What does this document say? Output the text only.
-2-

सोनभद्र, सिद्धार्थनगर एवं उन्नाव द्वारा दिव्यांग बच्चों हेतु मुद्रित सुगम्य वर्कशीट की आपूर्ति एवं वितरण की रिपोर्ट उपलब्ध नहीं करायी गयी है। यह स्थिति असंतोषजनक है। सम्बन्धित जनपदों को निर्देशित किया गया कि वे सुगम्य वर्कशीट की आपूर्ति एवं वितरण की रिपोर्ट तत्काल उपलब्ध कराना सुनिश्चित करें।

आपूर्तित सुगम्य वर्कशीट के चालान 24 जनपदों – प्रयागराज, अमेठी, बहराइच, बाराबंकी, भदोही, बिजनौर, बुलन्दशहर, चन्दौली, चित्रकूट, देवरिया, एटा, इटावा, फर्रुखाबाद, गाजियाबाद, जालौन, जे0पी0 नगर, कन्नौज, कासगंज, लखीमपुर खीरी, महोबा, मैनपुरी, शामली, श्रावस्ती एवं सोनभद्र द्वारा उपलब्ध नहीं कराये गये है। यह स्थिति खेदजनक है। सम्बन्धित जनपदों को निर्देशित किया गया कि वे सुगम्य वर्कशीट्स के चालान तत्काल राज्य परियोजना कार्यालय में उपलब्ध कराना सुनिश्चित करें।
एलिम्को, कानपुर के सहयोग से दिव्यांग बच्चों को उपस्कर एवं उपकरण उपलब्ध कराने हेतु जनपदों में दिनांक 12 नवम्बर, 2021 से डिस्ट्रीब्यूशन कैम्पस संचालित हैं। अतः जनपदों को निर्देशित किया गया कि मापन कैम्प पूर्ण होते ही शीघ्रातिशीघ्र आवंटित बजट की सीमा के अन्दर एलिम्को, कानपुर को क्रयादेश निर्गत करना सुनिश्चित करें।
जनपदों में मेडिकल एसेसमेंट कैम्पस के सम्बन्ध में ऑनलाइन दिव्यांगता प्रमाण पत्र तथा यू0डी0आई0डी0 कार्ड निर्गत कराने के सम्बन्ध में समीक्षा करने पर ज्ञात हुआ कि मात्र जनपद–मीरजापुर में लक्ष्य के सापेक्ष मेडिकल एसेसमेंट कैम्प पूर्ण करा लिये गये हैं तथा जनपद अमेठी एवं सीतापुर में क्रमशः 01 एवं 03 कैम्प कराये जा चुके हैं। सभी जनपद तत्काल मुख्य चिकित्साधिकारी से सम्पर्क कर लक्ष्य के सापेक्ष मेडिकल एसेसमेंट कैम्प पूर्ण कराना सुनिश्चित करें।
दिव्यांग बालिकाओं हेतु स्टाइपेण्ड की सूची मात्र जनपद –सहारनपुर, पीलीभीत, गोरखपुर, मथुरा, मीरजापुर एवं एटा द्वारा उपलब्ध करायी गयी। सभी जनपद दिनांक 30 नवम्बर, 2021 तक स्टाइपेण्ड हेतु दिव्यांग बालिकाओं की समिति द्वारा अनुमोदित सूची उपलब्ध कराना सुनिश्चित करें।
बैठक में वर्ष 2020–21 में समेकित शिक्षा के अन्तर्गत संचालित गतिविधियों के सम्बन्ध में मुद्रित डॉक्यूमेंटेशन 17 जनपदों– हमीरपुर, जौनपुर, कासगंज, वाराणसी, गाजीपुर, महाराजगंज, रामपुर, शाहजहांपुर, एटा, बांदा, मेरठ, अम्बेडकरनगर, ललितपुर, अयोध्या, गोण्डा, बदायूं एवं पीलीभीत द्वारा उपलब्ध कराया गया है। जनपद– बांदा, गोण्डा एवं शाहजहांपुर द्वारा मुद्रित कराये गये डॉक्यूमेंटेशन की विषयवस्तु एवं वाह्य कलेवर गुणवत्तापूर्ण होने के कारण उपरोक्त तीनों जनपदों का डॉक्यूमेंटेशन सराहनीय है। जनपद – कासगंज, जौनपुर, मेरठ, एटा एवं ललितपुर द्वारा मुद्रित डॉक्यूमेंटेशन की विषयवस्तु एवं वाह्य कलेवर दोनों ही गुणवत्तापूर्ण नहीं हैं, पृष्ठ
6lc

_WRITTEN TASK:_
Repeat each record exactly. Omit nothing.

_SOLUTION FOR THIS TASK:_
What does this document say? Output the text only.
-2-

सोनभद्र, सिद्धार्थनगर एवं उन्नाव द्वारा दिव्यांग बच्चों हेतु मुद्रित सुगम्य वर्कशीट की आपूर्ति एवं वितरण की रिपोर्ट उपलब्ध नहीं करायी गयी है। यह स्थिति असंतोषजनक है। सम्बन्धित जनपदों को निर्देशित किया गया कि वे सुगम्य वर्कशीट की आपूर्ति एवं वितरण की रिपोर्ट तत्काल उपलब्ध कराना सुनिश्चित करें।

आपूर्तित सुगम्य वर्कशीट के चालान 24 जनपदों – प्रयागराज, अमेठी, बहराइच, बाराबंकी, भदोही, बिजनौर, बुलन्दशहर, चन्दौली, चित्रकूट, देवरिया, एटा, इटावा, फर्रुखाबाद, गाजियाबाद, जालौन, जे0पी0 नगर, कन्नौज, कासगंज, लखीमपुर खीरी, महोबा, मैनपुरी, शामली, श्रावस्ती एवं सोनभद्र द्वारा उपलब्ध नहीं कराये गये है। यह स्थिति खेदजनक है। सम्बन्धित जनपदों को निर्देशित किया गया कि वे सुगम्य वर्कशीट्स के चालान तत्काल राज्य परियोजना कार्यालय में उपलब्ध कराना सुनिश्चित करें।
एलिम्को, कानपुर के सहयोग से दिव्यांग बच्चों को उपस्कर एवं उपकरण उपलब्ध कराने हेतु जनपदों में दिनांक 12 नवम्बर, 2021 से डिस्ट्रीब्यूशन कैम्पस संचालित हैं। अतः जनपदों को निर्देशित किया गया कि मापन कैम्प पूर्ण होते ही शीघ्रातिशीघ्र आवंटित बजट की सीमा के अन्दर एलिम्को, कानपुर को क्रयादेश निर्गत करना सुनिश्चित करें।
जनपदों में मेडिकल एसेसमेंट कैम्पस के सम्बन्ध में ऑनलाइन दिव्यांगता प्रमाण पत्र तथा यू0डी0आई0डी0 कार्ड निर्गत कराने के सम्बन्ध में समीक्षा करने पर ज्ञात हुआ कि मात्र जनपद–मीरजापुर में लक्ष्य के सापेक्ष मेडिकल एसेसमेंट कैम्प पूर्ण करा लिये गये हैं तथा जनपद अमेठी एवं सीतापुर में क्रमशः 01 एवं 03 कैम्प कराये जा चुके हैं। सभी जनपद तत्काल मुख्य चिकित्साधिकारी से सम्पर्क कर लक्ष्य के सापेक्ष मेडिकल एसेसमेंट कैम्प पूर्ण कराना सुनिश्चित करें।
दिव्यांग बालिकाओं हेतु स्टाइपेण्ड की सूची मात्र जनपद –सहारनपुर, पीलीभीत, गोरखपुर, मथुरा, मीरजापुर एवं एटा द्वारा उपलब्ध करायी गयी। सभी जनपद दिनांक 30 नवम्बर, 2021 तक स्टाइपेण्ड हेतु दिव्यांग बालिकाओं की समिति द्वारा अनुमोदित सूची उपलब्ध कराना सुनिश्चित करें।
बैठक में वर्ष 2020–21 में समेकित शिक्षा के अन्तर्गत संचालित गतिविधियों के सम्बन्ध में मुद्रित डॉक्यूमेंटेशन 17 जनपदों– हमीरपुर, जौनपुर, कासगंज, वाराणसी, गाजीपुर, महाराजगंज, रामपुर, शाहजहांपुर, एटा, बांदा, मेरठ, अम्बेडकरनगर, ललितपुर, अयोध्या, गोण्डा, बदायूं एवं पीलीभीत द्वारा उपलब्ध कराया गया है। जनपद– बांदा, गोण्डा एवं शाहजहांपुर द्वारा मुद्रित कराये गये डॉक्यूमेंटेशन की विषयवस्तु एवं वाह्य कलेवर गुणवत्तापूर्ण होने के कारण उपरोक्त तीनों जनपदों का डॉक्यूमेंटेशन सराहनीय है। जनपद – कासगंज, जौनपुर, मेरठ, एटा एवं ललितपुर द्वारा मुद्रित डॉक्यूमेंटेशन की विषयवस्तु एवं वाह्य कलेवर दोनों ही गुणवत्तापूर्ण नहीं हैं, पृष्ठ
6lc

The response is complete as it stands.